-- YOUR GOAL --
Leave the pictures out and transcribe every record exactly.

-- RECORDS FOR PROCESSING --
-----

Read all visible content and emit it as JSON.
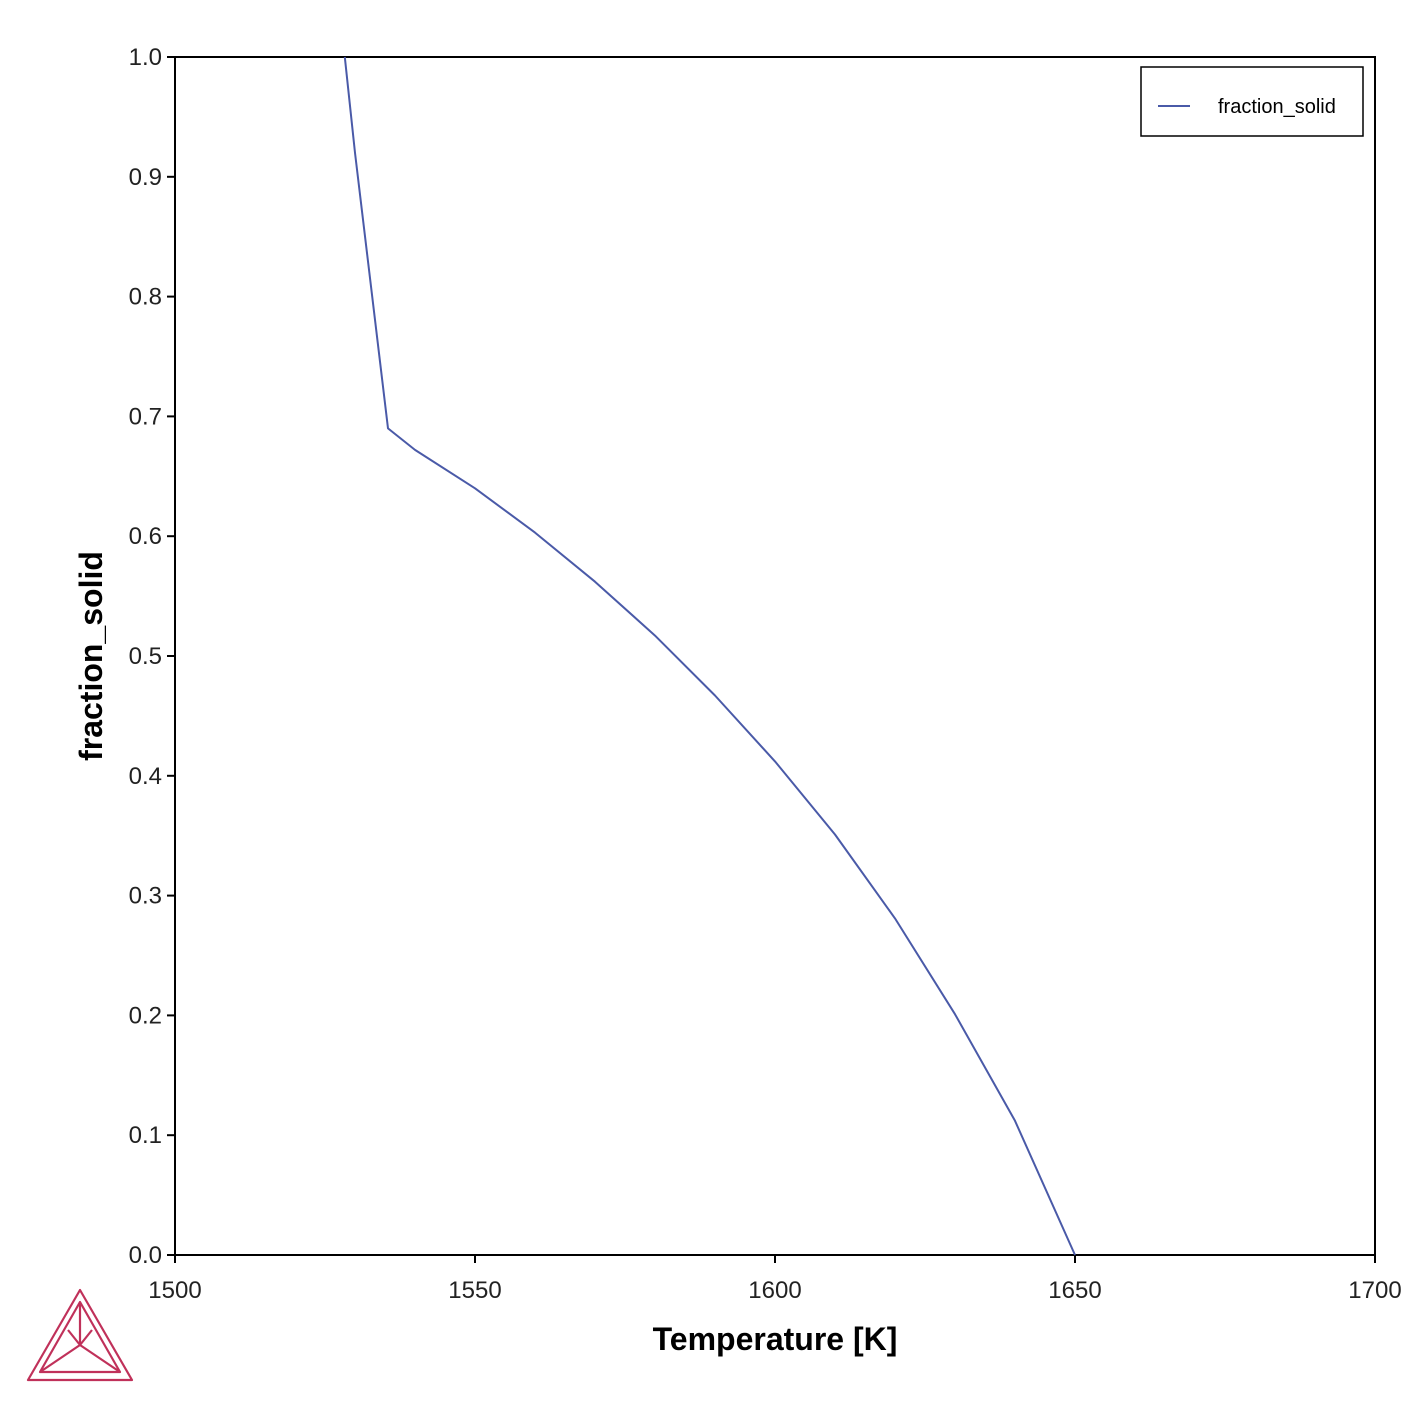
{
  "chart_data": {
    "type": "line",
    "xlabel": "Temperature [K]",
    "ylabel": "fraction_solid",
    "xlim": [
      1500,
      1700
    ],
    "ylim": [
      0.0,
      1.0
    ],
    "x_ticks": [
      1500,
      1550,
      1600,
      1650,
      1700
    ],
    "x_tick_labels": [
      "1500",
      "1550",
      "1600",
      "1650",
      "1700"
    ],
    "y_ticks": [
      0.0,
      0.1,
      0.2,
      0.3,
      0.4,
      0.5,
      0.6,
      0.7,
      0.8,
      0.9,
      1.0
    ],
    "y_tick_labels": [
      "0.0",
      "0.1",
      "0.2",
      "0.3",
      "0.4",
      "0.5",
      "0.6",
      "0.7",
      "0.8",
      "0.9",
      "1.0"
    ],
    "grid": false,
    "legend": {
      "placement": "top-right",
      "entries": [
        "fraction_solid"
      ]
    },
    "series": [
      {
        "name": "fraction_solid",
        "color": "#4a5aa8",
        "x": [
          1528.3,
          1530,
          1535.5,
          1540,
          1550,
          1560,
          1570,
          1580,
          1590,
          1600,
          1610,
          1620,
          1630,
          1640,
          1650
        ],
        "y": [
          1.0,
          0.92,
          0.69,
          0.672,
          0.64,
          0.603,
          0.562,
          0.517,
          0.467,
          0.412,
          0.351,
          0.281,
          0.201,
          0.112,
          0.0
        ]
      }
    ]
  },
  "logo": {
    "name": "thermo-calc-logo",
    "color": "#c0315a"
  }
}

-----

-- RESPONSE TO THE TASK --
Read all visible content and emit it as JSON.
{
  "chart_data": {
    "type": "line",
    "xlabel": "Temperature [K]",
    "ylabel": "fraction_solid",
    "xlim": [
      1500,
      1700
    ],
    "ylim": [
      0.0,
      1.0
    ],
    "x_ticks": [
      1500,
      1550,
      1600,
      1650,
      1700
    ],
    "x_tick_labels": [
      "1500",
      "1550",
      "1600",
      "1650",
      "1700"
    ],
    "y_ticks": [
      0.0,
      0.1,
      0.2,
      0.3,
      0.4,
      0.5,
      0.6,
      0.7,
      0.8,
      0.9,
      1.0
    ],
    "y_tick_labels": [
      "0.0",
      "0.1",
      "0.2",
      "0.3",
      "0.4",
      "0.5",
      "0.6",
      "0.7",
      "0.8",
      "0.9",
      "1.0"
    ],
    "grid": false,
    "legend": {
      "placement": "top-right",
      "entries": [
        "fraction_solid"
      ]
    },
    "series": [
      {
        "name": "fraction_solid",
        "color": "#4a5aa8",
        "x": [
          1528.3,
          1530,
          1535.5,
          1540,
          1550,
          1560,
          1570,
          1580,
          1590,
          1600,
          1610,
          1620,
          1630,
          1640,
          1650
        ],
        "y": [
          1.0,
          0.92,
          0.69,
          0.672,
          0.64,
          0.603,
          0.562,
          0.517,
          0.467,
          0.412,
          0.351,
          0.281,
          0.201,
          0.112,
          0.0
        ]
      }
    ]
  },
  "logo": {
    "name": "thermo-calc-logo",
    "color": "#c0315a"
  }
}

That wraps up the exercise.